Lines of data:
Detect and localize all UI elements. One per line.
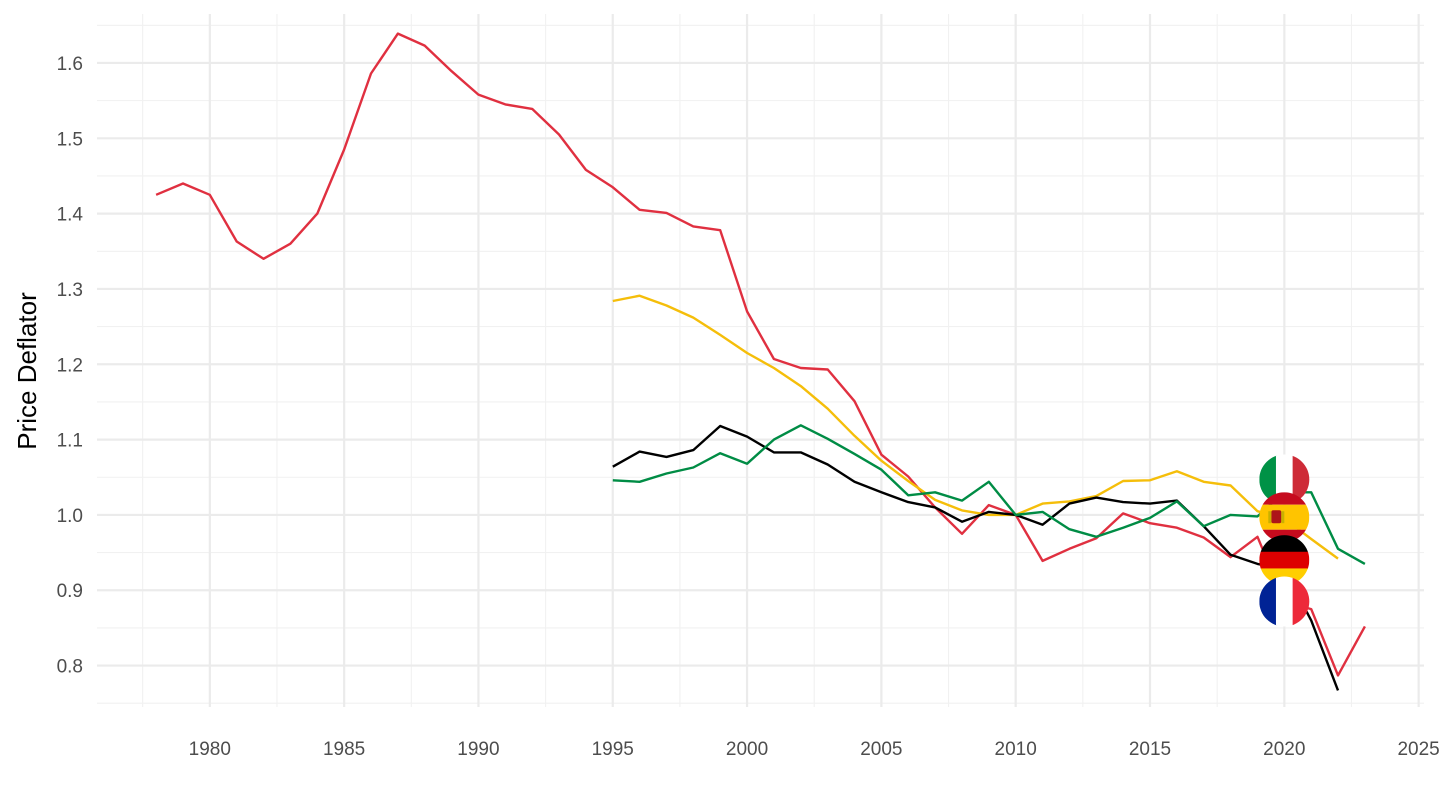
y-tick-label: 1.6	[57, 54, 83, 75]
y-tick-label: 1.4	[57, 205, 84, 226]
france-flag	[1259, 576, 1310, 627]
y-tick-label: 1.2	[57, 355, 83, 376]
x-tick-label: 1985	[323, 739, 365, 760]
x-tick-label: 1990	[457, 739, 499, 760]
x-tick-label: 2025	[1397, 739, 1439, 760]
x-tick-label: 2000	[726, 739, 768, 760]
x-tick-label: 1995	[592, 739, 634, 760]
flag-markers	[1259, 454, 1310, 627]
y-tick-label: 1.1	[57, 431, 83, 452]
series-line-italy	[612, 424, 1366, 565]
y-axis: 0.8 0.9 1.0 1.1 1.2 1.3 1.4 1.5 1.6	[57, 54, 84, 678]
x-tick-label: 2010	[995, 739, 1037, 760]
minor-gridlines	[97, 14, 1424, 707]
x-axis: 1980 1985 1990 1995 2000 2005 2010 2015 2020 2025	[189, 739, 1440, 760]
spain-flag	[1259, 492, 1310, 543]
y-tick-label: 0.8	[57, 657, 83, 678]
x-tick-label: 1980	[189, 739, 231, 760]
series-line-spain	[612, 294, 1339, 560]
y-tick-label: 1.5	[57, 129, 83, 150]
series-line-germany	[612, 424, 1340, 691]
y-tick-label: 1.3	[57, 280, 83, 301]
x-tick-label: 2020	[1263, 739, 1305, 760]
y-tick-label: 0.9	[57, 581, 83, 602]
y-axis-title: Price Deflator	[12, 292, 42, 450]
x-tick-label: 2015	[1129, 739, 1171, 760]
series-line-france	[155, 32, 1366, 677]
italy-flag	[1259, 454, 1310, 505]
x-tick-label: 2005	[860, 739, 902, 760]
y-tick-label: 1.0	[57, 506, 83, 527]
series-layer	[155, 32, 1366, 691]
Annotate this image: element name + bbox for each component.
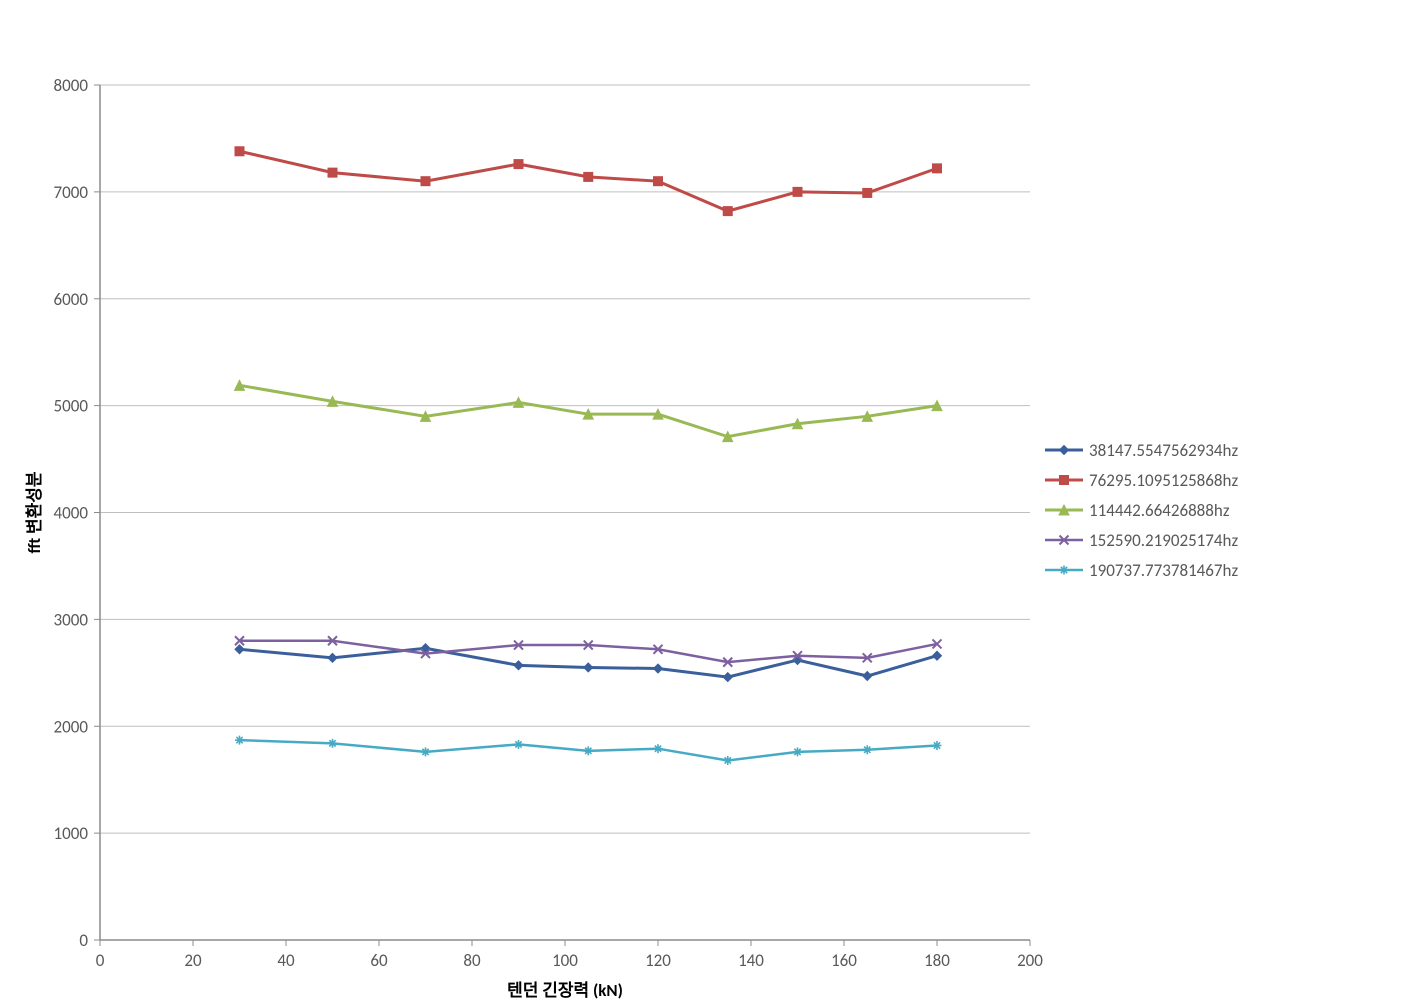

- Requirements: Rewrite all the data above, replacing every "y-tick-label" with "y-axis-tick" and leaving everything else as it is. Leave out the pictures.

- Full answer:
Detect and localize all UI elements. One per line.
y-axis-tick: 1.6	[57, 54, 83, 75]
y-axis-tick: 1.4	[57, 205, 84, 226]
france-flag	[1259, 576, 1310, 627]
y-axis-tick: 1.2	[57, 355, 83, 376]
x-tick-label: 1985	[323, 739, 365, 760]
x-tick-label: 1990	[457, 739, 499, 760]
x-tick-label: 2025	[1397, 739, 1439, 760]
x-tick-label: 2000	[726, 739, 768, 760]
x-tick-label: 1995	[592, 739, 634, 760]
flag-markers	[1259, 454, 1310, 627]
y-axis-tick: 1.1	[57, 431, 83, 452]
series-line-italy	[612, 424, 1366, 565]
y-axis: 0.8 0.9 1.0 1.1 1.2 1.3 1.4 1.5 1.6	[57, 54, 84, 678]
x-tick-label: 2010	[995, 739, 1037, 760]
minor-gridlines	[97, 14, 1424, 707]
x-axis: 1980 1985 1990 1995 2000 2005 2010 2015 2020 2025	[189, 739, 1440, 760]
spain-flag	[1259, 492, 1310, 543]
y-axis-tick: 0.8	[57, 657, 83, 678]
x-tick-label: 1980	[189, 739, 231, 760]
series-line-spain	[612, 294, 1339, 560]
y-axis-tick: 1.5	[57, 129, 83, 150]
series-line-germany	[612, 424, 1340, 691]
y-axis-tick: 1.3	[57, 280, 83, 301]
x-tick-label: 2020	[1263, 739, 1305, 760]
y-axis-tick: 0.9	[57, 581, 83, 602]
y-axis-title: Price Deflator	[12, 292, 42, 450]
x-tick-label: 2015	[1129, 739, 1171, 760]
series-line-france	[155, 32, 1366, 677]
italy-flag	[1259, 454, 1310, 505]
x-tick-label: 2005	[860, 739, 902, 760]
y-axis-tick: 1.0	[57, 506, 83, 527]
series-layer	[155, 32, 1366, 691]
Annotate this image: element name + bbox for each component.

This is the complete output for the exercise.